Objective: Show each line that has the string "start" in it.

Figure collection entries
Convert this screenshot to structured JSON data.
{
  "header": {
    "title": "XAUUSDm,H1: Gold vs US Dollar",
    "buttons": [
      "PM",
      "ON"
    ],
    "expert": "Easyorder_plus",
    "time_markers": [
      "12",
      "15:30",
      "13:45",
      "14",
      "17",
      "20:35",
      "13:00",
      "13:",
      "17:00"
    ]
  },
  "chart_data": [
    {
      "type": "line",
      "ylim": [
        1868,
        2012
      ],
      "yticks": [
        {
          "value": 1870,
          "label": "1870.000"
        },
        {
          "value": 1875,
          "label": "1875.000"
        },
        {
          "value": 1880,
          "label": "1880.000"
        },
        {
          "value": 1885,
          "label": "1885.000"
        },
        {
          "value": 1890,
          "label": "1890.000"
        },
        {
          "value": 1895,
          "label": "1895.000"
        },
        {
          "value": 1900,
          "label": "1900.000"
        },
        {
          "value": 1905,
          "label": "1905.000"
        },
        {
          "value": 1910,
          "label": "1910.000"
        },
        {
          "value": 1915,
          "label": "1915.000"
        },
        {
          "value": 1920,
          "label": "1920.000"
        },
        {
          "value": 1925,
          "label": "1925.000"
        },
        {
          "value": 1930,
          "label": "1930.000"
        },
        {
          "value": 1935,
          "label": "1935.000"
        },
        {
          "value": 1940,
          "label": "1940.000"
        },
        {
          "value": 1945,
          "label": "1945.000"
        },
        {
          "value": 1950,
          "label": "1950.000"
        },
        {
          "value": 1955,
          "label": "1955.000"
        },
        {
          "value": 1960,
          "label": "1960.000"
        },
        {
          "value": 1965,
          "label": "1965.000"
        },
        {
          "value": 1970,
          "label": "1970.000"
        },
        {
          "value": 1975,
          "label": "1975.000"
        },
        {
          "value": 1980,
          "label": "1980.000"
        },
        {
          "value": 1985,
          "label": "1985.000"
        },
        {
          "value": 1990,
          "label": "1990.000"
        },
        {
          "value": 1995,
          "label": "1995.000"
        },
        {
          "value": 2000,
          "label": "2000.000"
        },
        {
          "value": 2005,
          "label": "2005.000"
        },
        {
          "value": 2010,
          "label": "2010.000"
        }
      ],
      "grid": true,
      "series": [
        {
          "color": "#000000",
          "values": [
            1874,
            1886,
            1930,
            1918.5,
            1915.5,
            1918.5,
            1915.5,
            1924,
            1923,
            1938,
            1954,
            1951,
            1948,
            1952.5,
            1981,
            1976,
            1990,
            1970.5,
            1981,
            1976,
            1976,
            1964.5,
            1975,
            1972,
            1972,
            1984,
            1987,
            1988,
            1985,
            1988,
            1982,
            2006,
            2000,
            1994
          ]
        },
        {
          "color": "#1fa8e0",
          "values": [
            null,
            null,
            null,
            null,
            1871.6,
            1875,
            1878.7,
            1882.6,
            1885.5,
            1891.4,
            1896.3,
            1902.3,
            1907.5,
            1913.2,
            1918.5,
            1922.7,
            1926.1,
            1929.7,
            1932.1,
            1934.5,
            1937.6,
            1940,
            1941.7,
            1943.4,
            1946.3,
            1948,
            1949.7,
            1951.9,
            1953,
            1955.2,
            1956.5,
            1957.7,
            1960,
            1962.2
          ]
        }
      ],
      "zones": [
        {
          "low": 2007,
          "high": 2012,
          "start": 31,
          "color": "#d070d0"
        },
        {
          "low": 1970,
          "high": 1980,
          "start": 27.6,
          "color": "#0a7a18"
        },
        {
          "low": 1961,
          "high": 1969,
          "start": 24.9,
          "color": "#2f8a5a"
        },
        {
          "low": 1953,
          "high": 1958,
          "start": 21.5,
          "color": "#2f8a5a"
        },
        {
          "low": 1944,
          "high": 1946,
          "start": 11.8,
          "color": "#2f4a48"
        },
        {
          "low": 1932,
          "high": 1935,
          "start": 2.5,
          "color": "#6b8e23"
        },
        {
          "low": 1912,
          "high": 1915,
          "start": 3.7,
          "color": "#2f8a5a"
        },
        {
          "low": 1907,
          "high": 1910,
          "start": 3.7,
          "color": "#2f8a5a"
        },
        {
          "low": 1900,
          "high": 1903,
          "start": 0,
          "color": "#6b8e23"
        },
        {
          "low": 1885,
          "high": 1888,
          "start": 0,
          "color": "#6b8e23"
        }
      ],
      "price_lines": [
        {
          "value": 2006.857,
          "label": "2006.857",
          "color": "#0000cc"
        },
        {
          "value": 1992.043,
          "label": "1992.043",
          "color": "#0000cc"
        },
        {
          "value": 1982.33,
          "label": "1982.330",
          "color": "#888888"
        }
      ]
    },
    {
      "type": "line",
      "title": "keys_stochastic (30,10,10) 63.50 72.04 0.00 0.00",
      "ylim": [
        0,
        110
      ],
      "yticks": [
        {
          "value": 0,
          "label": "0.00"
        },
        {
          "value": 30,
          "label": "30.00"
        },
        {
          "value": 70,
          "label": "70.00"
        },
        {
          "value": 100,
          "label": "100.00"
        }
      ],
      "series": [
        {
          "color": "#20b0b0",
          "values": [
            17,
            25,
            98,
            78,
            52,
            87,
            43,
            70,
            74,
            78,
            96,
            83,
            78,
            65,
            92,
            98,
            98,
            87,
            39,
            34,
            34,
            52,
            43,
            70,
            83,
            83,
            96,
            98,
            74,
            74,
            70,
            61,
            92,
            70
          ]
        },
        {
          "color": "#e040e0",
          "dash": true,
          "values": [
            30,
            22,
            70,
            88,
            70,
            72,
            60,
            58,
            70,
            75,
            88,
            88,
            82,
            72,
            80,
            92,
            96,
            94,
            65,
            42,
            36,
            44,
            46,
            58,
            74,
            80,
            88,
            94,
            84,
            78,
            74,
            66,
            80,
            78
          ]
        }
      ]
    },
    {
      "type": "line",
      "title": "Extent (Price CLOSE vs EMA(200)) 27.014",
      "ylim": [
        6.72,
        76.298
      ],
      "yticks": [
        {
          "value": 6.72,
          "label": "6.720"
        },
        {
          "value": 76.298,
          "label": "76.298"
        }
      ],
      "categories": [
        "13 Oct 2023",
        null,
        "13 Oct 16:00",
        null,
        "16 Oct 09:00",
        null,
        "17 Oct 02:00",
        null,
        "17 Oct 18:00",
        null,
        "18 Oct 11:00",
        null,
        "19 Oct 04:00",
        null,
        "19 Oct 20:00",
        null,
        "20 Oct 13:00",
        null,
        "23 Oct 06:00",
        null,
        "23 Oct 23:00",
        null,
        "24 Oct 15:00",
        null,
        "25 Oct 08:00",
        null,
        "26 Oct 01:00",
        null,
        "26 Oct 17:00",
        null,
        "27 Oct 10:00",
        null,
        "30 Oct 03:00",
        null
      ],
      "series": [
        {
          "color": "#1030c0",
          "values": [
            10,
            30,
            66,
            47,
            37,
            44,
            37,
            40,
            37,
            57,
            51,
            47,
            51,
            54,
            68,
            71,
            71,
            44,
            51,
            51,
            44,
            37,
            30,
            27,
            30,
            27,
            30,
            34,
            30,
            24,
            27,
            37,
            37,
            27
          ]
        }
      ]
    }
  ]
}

Written response:
          "start": 31,
          "start": 27.6,
          "start": 24.9,
          "start": 21.5,
          "start": 11.8,
          "start": 2.5,
          "start": 3.7,
          "start": 3.7,
          "start": 0,
          "start": 0,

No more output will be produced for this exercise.